(Items from a dataset)

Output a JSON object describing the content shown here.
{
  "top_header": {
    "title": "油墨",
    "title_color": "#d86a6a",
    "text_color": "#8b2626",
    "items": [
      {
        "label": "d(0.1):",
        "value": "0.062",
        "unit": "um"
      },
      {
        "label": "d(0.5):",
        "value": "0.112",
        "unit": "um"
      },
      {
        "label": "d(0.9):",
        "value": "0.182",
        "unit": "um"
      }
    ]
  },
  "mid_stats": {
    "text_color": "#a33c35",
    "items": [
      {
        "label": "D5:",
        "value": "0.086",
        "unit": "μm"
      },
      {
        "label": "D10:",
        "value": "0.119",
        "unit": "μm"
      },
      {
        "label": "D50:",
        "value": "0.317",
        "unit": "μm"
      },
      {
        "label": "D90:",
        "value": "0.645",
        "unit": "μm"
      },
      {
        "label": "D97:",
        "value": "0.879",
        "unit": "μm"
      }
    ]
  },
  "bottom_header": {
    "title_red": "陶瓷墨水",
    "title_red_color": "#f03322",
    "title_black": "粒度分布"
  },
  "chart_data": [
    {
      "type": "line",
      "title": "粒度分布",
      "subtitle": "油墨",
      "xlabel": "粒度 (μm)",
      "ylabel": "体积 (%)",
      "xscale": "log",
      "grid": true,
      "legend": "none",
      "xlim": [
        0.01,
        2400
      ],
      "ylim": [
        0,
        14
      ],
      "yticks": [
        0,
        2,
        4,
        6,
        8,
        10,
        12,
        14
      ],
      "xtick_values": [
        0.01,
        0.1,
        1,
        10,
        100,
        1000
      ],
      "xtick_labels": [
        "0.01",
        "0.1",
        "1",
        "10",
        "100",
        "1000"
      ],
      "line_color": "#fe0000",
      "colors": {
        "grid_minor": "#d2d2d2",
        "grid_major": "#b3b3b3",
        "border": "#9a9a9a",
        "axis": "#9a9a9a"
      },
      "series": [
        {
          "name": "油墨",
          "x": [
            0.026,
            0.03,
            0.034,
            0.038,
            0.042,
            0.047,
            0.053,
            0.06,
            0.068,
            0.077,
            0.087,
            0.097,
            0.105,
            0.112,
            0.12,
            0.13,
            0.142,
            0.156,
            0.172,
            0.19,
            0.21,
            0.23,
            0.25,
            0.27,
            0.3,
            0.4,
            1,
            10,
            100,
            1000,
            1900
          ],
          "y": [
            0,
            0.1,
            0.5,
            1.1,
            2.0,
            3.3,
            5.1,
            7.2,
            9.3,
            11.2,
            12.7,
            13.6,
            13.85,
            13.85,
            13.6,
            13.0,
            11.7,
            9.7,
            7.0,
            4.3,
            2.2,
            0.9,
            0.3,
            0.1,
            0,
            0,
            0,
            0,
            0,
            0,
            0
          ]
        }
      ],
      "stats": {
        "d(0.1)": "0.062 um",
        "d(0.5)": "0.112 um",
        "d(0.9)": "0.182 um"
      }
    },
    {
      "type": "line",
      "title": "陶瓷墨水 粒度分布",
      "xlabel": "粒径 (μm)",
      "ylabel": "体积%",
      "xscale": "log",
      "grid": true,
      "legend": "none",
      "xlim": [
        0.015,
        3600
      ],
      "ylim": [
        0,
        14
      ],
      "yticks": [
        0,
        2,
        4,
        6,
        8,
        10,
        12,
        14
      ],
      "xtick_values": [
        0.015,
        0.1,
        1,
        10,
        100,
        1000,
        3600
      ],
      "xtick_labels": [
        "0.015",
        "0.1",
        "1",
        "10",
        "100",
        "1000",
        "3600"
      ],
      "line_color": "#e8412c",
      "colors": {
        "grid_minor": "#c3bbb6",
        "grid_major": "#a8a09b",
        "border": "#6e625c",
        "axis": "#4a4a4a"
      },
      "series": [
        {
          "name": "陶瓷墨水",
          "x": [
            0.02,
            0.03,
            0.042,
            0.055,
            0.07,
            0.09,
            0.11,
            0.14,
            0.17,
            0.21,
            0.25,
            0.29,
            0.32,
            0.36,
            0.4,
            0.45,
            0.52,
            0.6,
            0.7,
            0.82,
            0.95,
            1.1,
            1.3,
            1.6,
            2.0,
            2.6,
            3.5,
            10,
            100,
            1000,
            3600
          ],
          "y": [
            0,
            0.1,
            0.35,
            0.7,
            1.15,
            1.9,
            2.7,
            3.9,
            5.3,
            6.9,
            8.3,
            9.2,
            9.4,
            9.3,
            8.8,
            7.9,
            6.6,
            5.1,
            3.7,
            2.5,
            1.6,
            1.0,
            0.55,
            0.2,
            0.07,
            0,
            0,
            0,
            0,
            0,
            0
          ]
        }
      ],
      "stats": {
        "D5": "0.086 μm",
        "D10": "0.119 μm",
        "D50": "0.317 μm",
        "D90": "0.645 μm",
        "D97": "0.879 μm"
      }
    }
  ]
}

▸ THE REQUEST
Write the material out exactly, with nothing left out.

▸ SOLUTION FOR THIS TASK
Output a JSON object describing the content shown here.
{
  "top_header": {
    "title": "油墨",
    "title_color": "#d86a6a",
    "text_color": "#8b2626",
    "items": [
      {
        "label": "d(0.1):",
        "value": "0.062",
        "unit": "um"
      },
      {
        "label": "d(0.5):",
        "value": "0.112",
        "unit": "um"
      },
      {
        "label": "d(0.9):",
        "value": "0.182",
        "unit": "um"
      }
    ]
  },
  "mid_stats": {
    "text_color": "#a33c35",
    "items": [
      {
        "label": "D5:",
        "value": "0.086",
        "unit": "μm"
      },
      {
        "label": "D10:",
        "value": "0.119",
        "unit": "μm"
      },
      {
        "label": "D50:",
        "value": "0.317",
        "unit": "μm"
      },
      {
        "label": "D90:",
        "value": "0.645",
        "unit": "μm"
      },
      {
        "label": "D97:",
        "value": "0.879",
        "unit": "μm"
      }
    ]
  },
  "bottom_header": {
    "title_red": "陶瓷墨水",
    "title_red_color": "#f03322",
    "title_black": "粒度分布"
  },
  "chart_data": [
    {
      "type": "line",
      "title": "粒度分布",
      "subtitle": "油墨",
      "xlabel": "粒度 (μm)",
      "ylabel": "体积 (%)",
      "xscale": "log",
      "grid": true,
      "legend": "none",
      "xlim": [
        0.01,
        2400
      ],
      "ylim": [
        0,
        14
      ],
      "yticks": [
        0,
        2,
        4,
        6,
        8,
        10,
        12,
        14
      ],
      "xtick_values": [
        0.01,
        0.1,
        1,
        10,
        100,
        1000
      ],
      "xtick_labels": [
        "0.01",
        "0.1",
        "1",
        "10",
        "100",
        "1000"
      ],
      "line_color": "#fe0000",
      "colors": {
        "grid_minor": "#d2d2d2",
        "grid_major": "#b3b3b3",
        "border": "#9a9a9a",
        "axis": "#9a9a9a"
      },
      "series": [
        {
          "name": "油墨",
          "x": [
            0.026,
            0.03,
            0.034,
            0.038,
            0.042,
            0.047,
            0.053,
            0.06,
            0.068,
            0.077,
            0.087,
            0.097,
            0.105,
            0.112,
            0.12,
            0.13,
            0.142,
            0.156,
            0.172,
            0.19,
            0.21,
            0.23,
            0.25,
            0.27,
            0.3,
            0.4,
            1,
            10,
            100,
            1000,
            1900
          ],
          "y": [
            0,
            0.1,
            0.5,
            1.1,
            2.0,
            3.3,
            5.1,
            7.2,
            9.3,
            11.2,
            12.7,
            13.6,
            13.85,
            13.85,
            13.6,
            13.0,
            11.7,
            9.7,
            7.0,
            4.3,
            2.2,
            0.9,
            0.3,
            0.1,
            0,
            0,
            0,
            0,
            0,
            0,
            0
          ]
        }
      ],
      "stats": {
        "d(0.1)": "0.062 um",
        "d(0.5)": "0.112 um",
        "d(0.9)": "0.182 um"
      }
    },
    {
      "type": "line",
      "title": "陶瓷墨水 粒度分布",
      "xlabel": "粒径 (μm)",
      "ylabel": "体积%",
      "xscale": "log",
      "grid": true,
      "legend": "none",
      "xlim": [
        0.015,
        3600
      ],
      "ylim": [
        0,
        14
      ],
      "yticks": [
        0,
        2,
        4,
        6,
        8,
        10,
        12,
        14
      ],
      "xtick_values": [
        0.015,
        0.1,
        1,
        10,
        100,
        1000,
        3600
      ],
      "xtick_labels": [
        "0.015",
        "0.1",
        "1",
        "10",
        "100",
        "1000",
        "3600"
      ],
      "line_color": "#e8412c",
      "colors": {
        "grid_minor": "#c3bbb6",
        "grid_major": "#a8a09b",
        "border": "#6e625c",
        "axis": "#4a4a4a"
      },
      "series": [
        {
          "name": "陶瓷墨水",
          "x": [
            0.02,
            0.03,
            0.042,
            0.055,
            0.07,
            0.09,
            0.11,
            0.14,
            0.17,
            0.21,
            0.25,
            0.29,
            0.32,
            0.36,
            0.4,
            0.45,
            0.52,
            0.6,
            0.7,
            0.82,
            0.95,
            1.1,
            1.3,
            1.6,
            2.0,
            2.6,
            3.5,
            10,
            100,
            1000,
            3600
          ],
          "y": [
            0,
            0.1,
            0.35,
            0.7,
            1.15,
            1.9,
            2.7,
            3.9,
            5.3,
            6.9,
            8.3,
            9.2,
            9.4,
            9.3,
            8.8,
            7.9,
            6.6,
            5.1,
            3.7,
            2.5,
            1.6,
            1.0,
            0.55,
            0.2,
            0.07,
            0,
            0,
            0,
            0,
            0,
            0
          ]
        }
      ],
      "stats": {
        "D5": "0.086 μm",
        "D10": "0.119 μm",
        "D50": "0.317 μm",
        "D90": "0.645 μm",
        "D97": "0.879 μm"
      }
    }
  ]
}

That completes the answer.